*Stated goal*: Quote every entry word for word.

[Data entries]
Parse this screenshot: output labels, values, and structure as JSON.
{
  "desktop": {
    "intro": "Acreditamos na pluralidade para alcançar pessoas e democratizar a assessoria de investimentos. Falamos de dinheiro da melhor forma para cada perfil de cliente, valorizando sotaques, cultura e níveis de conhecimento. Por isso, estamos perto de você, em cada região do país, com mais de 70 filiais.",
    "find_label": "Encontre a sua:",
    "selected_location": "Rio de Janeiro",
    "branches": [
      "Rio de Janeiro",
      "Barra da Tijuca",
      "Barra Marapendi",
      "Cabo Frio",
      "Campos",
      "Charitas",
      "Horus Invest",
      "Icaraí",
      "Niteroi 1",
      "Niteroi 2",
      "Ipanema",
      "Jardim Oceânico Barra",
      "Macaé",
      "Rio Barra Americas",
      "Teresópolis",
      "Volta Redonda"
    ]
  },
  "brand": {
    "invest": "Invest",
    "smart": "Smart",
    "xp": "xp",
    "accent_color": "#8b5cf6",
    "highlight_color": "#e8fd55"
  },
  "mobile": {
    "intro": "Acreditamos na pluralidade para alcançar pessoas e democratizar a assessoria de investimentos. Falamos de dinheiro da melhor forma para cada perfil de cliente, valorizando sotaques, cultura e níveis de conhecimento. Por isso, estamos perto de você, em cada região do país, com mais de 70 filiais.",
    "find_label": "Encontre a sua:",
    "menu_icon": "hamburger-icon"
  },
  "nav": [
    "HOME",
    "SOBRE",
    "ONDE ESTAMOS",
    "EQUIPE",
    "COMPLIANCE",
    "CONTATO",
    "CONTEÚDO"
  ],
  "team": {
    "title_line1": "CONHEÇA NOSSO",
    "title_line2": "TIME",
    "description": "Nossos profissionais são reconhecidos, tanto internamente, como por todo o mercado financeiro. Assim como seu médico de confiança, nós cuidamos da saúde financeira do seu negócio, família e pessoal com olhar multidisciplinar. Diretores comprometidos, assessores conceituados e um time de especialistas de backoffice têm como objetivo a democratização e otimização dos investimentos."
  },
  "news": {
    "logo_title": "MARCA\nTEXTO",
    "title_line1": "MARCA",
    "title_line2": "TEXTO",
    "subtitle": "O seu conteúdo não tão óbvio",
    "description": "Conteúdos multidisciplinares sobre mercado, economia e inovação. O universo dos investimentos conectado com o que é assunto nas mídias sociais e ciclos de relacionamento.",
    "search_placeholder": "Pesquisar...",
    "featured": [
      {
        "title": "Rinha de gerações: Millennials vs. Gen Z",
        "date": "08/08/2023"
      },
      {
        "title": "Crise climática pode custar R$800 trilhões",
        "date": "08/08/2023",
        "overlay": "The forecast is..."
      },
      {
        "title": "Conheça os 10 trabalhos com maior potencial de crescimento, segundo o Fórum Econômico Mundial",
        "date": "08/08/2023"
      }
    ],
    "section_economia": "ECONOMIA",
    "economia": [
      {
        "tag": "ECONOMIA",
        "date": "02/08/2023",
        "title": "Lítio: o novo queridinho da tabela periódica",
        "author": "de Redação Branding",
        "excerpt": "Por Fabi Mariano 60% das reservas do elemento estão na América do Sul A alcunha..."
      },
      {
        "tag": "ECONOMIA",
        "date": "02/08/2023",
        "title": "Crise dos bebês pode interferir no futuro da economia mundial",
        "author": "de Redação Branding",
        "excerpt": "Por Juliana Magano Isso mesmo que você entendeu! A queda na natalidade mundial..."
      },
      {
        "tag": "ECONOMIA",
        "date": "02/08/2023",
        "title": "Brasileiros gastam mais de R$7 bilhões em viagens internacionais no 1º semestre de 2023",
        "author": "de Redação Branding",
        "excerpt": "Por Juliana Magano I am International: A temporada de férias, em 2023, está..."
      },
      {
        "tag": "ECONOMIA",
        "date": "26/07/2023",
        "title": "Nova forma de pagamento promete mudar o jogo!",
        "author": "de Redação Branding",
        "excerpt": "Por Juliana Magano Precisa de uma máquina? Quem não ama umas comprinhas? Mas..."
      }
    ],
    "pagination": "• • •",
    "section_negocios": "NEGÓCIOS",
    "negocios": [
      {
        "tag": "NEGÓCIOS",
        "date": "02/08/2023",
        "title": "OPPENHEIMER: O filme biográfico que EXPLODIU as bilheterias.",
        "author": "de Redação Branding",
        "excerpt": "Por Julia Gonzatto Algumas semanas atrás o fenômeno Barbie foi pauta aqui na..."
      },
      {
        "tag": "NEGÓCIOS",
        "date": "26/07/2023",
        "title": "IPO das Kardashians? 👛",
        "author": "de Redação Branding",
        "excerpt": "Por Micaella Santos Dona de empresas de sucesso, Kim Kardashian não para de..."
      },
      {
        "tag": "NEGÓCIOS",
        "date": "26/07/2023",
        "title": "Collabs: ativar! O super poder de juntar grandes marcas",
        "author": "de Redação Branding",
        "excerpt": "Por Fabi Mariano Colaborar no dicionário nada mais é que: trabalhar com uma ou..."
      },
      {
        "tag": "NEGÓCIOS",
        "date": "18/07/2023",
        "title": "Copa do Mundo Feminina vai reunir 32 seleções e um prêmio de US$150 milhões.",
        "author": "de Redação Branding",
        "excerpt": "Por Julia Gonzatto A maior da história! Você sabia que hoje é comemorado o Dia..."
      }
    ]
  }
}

*Task response*:
Parse this screenshot: output labels, values, and structure as JSON.
{
  "desktop": {
    "intro": "Acreditamos na pluralidade para alcançar pessoas e democratizar a assessoria de investimentos. Falamos de dinheiro da melhor forma para cada perfil de cliente, valorizando sotaques, cultura e níveis de conhecimento. Por isso, estamos perto de você, em cada região do país, com mais de 70 filiais.",
    "find_label": "Encontre a sua:",
    "selected_location": "Rio de Janeiro",
    "branches": [
      "Rio de Janeiro",
      "Barra da Tijuca",
      "Barra Marapendi",
      "Cabo Frio",
      "Campos",
      "Charitas",
      "Horus Invest",
      "Icaraí",
      "Niteroi 1",
      "Niteroi 2",
      "Ipanema",
      "Jardim Oceânico Barra",
      "Macaé",
      "Rio Barra Americas",
      "Teresópolis",
      "Volta Redonda"
    ]
  },
  "brand": {
    "invest": "Invest",
    "smart": "Smart",
    "xp": "xp",
    "accent_color": "#8b5cf6",
    "highlight_color": "#e8fd55"
  },
  "mobile": {
    "intro": "Acreditamos na pluralidade para alcançar pessoas e democratizar a assessoria de investimentos. Falamos de dinheiro da melhor forma para cada perfil de cliente, valorizando sotaques, cultura e níveis de conhecimento. Por isso, estamos perto de você, em cada região do país, com mais de 70 filiais.",
    "find_label": "Encontre a sua:",
    "menu_icon": "hamburger-icon"
  },
  "nav": [
    "HOME",
    "SOBRE",
    "ONDE ESTAMOS",
    "EQUIPE",
    "COMPLIANCE",
    "CONTATO",
    "CONTEÚDO"
  ],
  "team": {
    "title_line1": "CONHEÇA NOSSO",
    "title_line2": "TIME",
    "description": "Nossos profissionais são reconhecidos, tanto internamente, como por todo o mercado financeiro. Assim como seu médico de confiança, nós cuidamos da saúde financeira do seu negócio, família e pessoal com olhar multidisciplinar. Diretores comprometidos, assessores conceituados e um time de especialistas de backoffice têm como objetivo a democratização e otimização dos investimentos."
  },
  "news": {
    "logo_title": "MARCA\nTEXTO",
    "title_line1": "MARCA",
    "title_line2": "TEXTO",
    "subtitle": "O seu conteúdo não tão óbvio",
    "description": "Conteúdos multidisciplinares sobre mercado, economia e inovação. O universo dos investimentos conectado com o que é assunto nas mídias sociais e ciclos de relacionamento.",
    "search_placeholder": "Pesquisar...",
    "featured": [
      {
        "title": "Rinha de gerações: Millennials vs. Gen Z",
        "date": "08/08/2023"
      },
      {
        "title": "Crise climática pode custar R$800 trilhões",
        "date": "08/08/2023",
        "overlay": "The forecast is..."
      },
      {
        "title": "Conheça os 10 trabalhos com maior potencial de crescimento, segundo o Fórum Econômico Mundial",
        "date": "08/08/2023"
      }
    ],
    "section_economia": "ECONOMIA",
    "economia": [
      {
        "tag": "ECONOMIA",
        "date": "02/08/2023",
        "title": "Lítio: o novo queridinho da tabela periódica",
        "author": "de Redação Branding",
        "excerpt": "Por Fabi Mariano 60% das reservas do elemento estão na América do Sul A alcunha..."
      },
      {
        "tag": "ECONOMIA",
        "date": "02/08/2023",
        "title": "Crise dos bebês pode interferir no futuro da economia mundial",
        "author": "de Redação Branding",
        "excerpt": "Por Juliana Magano Isso mesmo que você entendeu! A queda na natalidade mundial..."
      },
      {
        "tag": "ECONOMIA",
        "date": "02/08/2023",
        "title": "Brasileiros gastam mais de R$7 bilhões em viagens internacionais no 1º semestre de 2023",
        "author": "de Redação Branding",
        "excerpt": "Por Juliana Magano I am International: A temporada de férias, em 2023, está..."
      },
      {
        "tag": "ECONOMIA",
        "date": "26/07/2023",
        "title": "Nova forma de pagamento promete mudar o jogo!",
        "author": "de Redação Branding",
        "excerpt": "Por Juliana Magano Precisa de uma máquina? Quem não ama umas comprinhas? Mas..."
      }
    ],
    "pagination": "• • •",
    "section_negocios": "NEGÓCIOS",
    "negocios": [
      {
        "tag": "NEGÓCIOS",
        "date": "02/08/2023",
        "title": "OPPENHEIMER: O filme biográfico que EXPLODIU as bilheterias.",
        "author": "de Redação Branding",
        "excerpt": "Por Julia Gonzatto Algumas semanas atrás o fenômeno Barbie foi pauta aqui na..."
      },
      {
        "tag": "NEGÓCIOS",
        "date": "26/07/2023",
        "title": "IPO das Kardashians? 👛",
        "author": "de Redação Branding",
        "excerpt": "Por Micaella Santos Dona de empresas de sucesso, Kim Kardashian não para de..."
      },
      {
        "tag": "NEGÓCIOS",
        "date": "26/07/2023",
        "title": "Collabs: ativar! O super poder de juntar grandes marcas",
        "author": "de Redação Branding",
        "excerpt": "Por Fabi Mariano Colaborar no dicionário nada mais é que: trabalhar com uma ou..."
      },
      {
        "tag": "NEGÓCIOS",
        "date": "18/07/2023",
        "title": "Copa do Mundo Feminina vai reunir 32 seleções e um prêmio de US$150 milhões.",
        "author": "de Redação Branding",
        "excerpt": "Por Julia Gonzatto A maior da história! Você sabia que hoje é comemorado o Dia..."
      }
    ]
  }
}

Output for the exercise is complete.